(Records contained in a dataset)
>>>

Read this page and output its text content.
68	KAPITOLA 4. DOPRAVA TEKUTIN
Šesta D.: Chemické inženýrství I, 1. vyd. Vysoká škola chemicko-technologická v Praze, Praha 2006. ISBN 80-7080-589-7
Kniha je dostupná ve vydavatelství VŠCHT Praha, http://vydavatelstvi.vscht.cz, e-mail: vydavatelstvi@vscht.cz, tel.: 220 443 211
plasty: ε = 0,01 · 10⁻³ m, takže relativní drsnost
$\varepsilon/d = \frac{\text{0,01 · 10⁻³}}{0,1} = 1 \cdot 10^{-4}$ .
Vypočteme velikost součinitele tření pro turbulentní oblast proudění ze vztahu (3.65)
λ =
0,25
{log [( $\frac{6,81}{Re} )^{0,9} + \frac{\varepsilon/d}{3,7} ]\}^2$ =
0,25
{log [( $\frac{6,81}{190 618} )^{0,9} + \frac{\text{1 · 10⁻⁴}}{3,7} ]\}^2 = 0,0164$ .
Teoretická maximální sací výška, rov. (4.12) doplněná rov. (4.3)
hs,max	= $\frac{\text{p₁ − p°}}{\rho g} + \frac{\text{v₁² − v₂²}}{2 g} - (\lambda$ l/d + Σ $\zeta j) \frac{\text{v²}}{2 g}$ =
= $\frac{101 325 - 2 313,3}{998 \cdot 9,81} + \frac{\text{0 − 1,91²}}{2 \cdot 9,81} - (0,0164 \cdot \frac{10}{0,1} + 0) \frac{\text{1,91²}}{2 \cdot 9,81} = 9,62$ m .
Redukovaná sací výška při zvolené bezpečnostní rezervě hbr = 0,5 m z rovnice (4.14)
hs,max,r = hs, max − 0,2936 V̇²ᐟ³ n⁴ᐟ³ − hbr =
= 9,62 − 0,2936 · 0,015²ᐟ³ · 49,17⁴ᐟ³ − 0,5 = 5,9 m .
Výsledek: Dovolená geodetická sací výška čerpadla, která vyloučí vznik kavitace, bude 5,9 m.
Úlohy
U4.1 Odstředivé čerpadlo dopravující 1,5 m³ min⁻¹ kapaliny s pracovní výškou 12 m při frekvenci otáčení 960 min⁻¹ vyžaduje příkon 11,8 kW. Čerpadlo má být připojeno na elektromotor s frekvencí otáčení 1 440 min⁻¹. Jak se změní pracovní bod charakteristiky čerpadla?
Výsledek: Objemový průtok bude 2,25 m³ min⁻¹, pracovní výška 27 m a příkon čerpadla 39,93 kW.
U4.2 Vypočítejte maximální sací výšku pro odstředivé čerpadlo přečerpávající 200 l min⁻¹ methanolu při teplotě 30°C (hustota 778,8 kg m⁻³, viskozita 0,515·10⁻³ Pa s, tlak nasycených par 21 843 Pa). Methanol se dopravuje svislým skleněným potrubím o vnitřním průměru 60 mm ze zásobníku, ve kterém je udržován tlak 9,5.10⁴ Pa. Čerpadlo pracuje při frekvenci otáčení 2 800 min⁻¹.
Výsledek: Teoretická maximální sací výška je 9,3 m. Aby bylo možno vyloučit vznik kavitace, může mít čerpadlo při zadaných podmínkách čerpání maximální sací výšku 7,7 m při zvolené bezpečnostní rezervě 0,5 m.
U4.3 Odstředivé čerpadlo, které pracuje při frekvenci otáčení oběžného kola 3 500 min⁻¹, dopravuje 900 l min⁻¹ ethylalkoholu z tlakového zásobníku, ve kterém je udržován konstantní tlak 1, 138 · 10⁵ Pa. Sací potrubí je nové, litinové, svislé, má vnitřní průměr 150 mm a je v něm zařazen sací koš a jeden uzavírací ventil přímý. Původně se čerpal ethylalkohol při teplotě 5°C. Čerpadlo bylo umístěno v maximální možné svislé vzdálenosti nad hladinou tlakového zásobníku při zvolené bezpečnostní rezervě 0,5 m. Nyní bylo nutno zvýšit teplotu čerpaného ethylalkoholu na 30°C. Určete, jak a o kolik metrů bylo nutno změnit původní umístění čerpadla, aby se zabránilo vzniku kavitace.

<<<

Each line above must be printed exactly as it appears.

**Response to this exercise**:
Read this page and output its text content.
68	KAPITOLA 4. DOPRAVA TEKUTIN
Šesta D.: Chemické inženýrství I, 1. vyd. Vysoká škola chemicko-technologická v Praze, Praha 2006. ISBN 80-7080-589-7
Kniha je dostupná ve vydavatelství VŠCHT Praha, http://vydavatelstvi.vscht.cz, e-mail: vydavatelstvi@vscht.cz, tel.: 220 443 211
plasty: ε = 0,01 · 10⁻³ m, takže relativní drsnost
$\varepsilon/d = \frac{\text{0,01 · 10⁻³}}{0,1} = 1 \cdot 10^{-4}$ .
Vypočteme velikost součinitele tření pro turbulentní oblast proudění ze vztahu (3.65)
λ =
0,25
{log [( $\frac{6,81}{Re} )^{0,9} + \frac{\varepsilon/d}{3,7} ]\}^2$ =
0,25
{log [( $\frac{6,81}{190 618} )^{0,9} + \frac{\text{1 · 10⁻⁴}}{3,7} ]\}^2 = 0,0164$ .
Teoretická maximální sací výška, rov. (4.12) doplněná rov. (4.3)
hs,max	= $\frac{\text{p₁ − p°}}{\rho g} + \frac{\text{v₁² − v₂²}}{2 g} - (\lambda$ l/d + Σ $\zeta j) \frac{\text{v²}}{2 g}$ =
= $\frac{101 325 - 2 313,3}{998 \cdot 9,81} + \frac{\text{0 − 1,91²}}{2 \cdot 9,81} - (0,0164 \cdot \frac{10}{0,1} + 0) \frac{\text{1,91²}}{2 \cdot 9,81} = 9,62$ m .
Redukovaná sací výška při zvolené bezpečnostní rezervě hbr = 0,5 m z rovnice (4.14)
hs,max,r = hs, max − 0,2936 V̇²ᐟ³ n⁴ᐟ³ − hbr =
= 9,62 − 0,2936 · 0,015²ᐟ³ · 49,17⁴ᐟ³ − 0,5 = 5,9 m .
Výsledek: Dovolená geodetická sací výška čerpadla, která vyloučí vznik kavitace, bude 5,9 m.
Úlohy
U4.1 Odstředivé čerpadlo dopravující 1,5 m³ min⁻¹ kapaliny s pracovní výškou 12 m při frekvenci otáčení 960 min⁻¹ vyžaduje příkon 11,8 kW. Čerpadlo má být připojeno na elektromotor s frekvencí otáčení 1 440 min⁻¹. Jak se změní pracovní bod charakteristiky čerpadla?
Výsledek: Objemový průtok bude 2,25 m³ min⁻¹, pracovní výška 27 m a příkon čerpadla 39,93 kW.
U4.2 Vypočítejte maximální sací výšku pro odstředivé čerpadlo přečerpávající 200 l min⁻¹ methanolu při teplotě 30°C (hustota 778,8 kg m⁻³, viskozita 0,515·10⁻³ Pa s, tlak nasycených par 21 843 Pa). Methanol se dopravuje svislým skleněným potrubím o vnitřním průměru 60 mm ze zásobníku, ve kterém je udržován tlak 9,5.10⁴ Pa. Čerpadlo pracuje při frekvenci otáčení 2 800 min⁻¹.
Výsledek: Teoretická maximální sací výška je 9,3 m. Aby bylo možno vyloučit vznik kavitace, může mít čerpadlo při zadaných podmínkách čerpání maximální sací výšku 7,7 m při zvolené bezpečnostní rezervě 0,5 m.
U4.3 Odstředivé čerpadlo, které pracuje při frekvenci otáčení oběžného kola 3 500 min⁻¹, dopravuje 900 l min⁻¹ ethylalkoholu z tlakového zásobníku, ve kterém je udržován konstantní tlak 1, 138 · 10⁵ Pa. Sací potrubí je nové, litinové, svislé, má vnitřní průměr 150 mm a je v něm zařazen sací koš a jeden uzavírací ventil přímý. Původně se čerpal ethylalkohol při teplotě 5°C. Čerpadlo bylo umístěno v maximální možné svislé vzdálenosti nad hladinou tlakového zásobníku při zvolené bezpečnostní rezervě 0,5 m. Nyní bylo nutno zvýšit teplotu čerpaného ethylalkoholu na 30°C. Určete, jak a o kolik metrů bylo nutno změnit původní umístění čerpadla, aby se zabránilo vzniku kavitace.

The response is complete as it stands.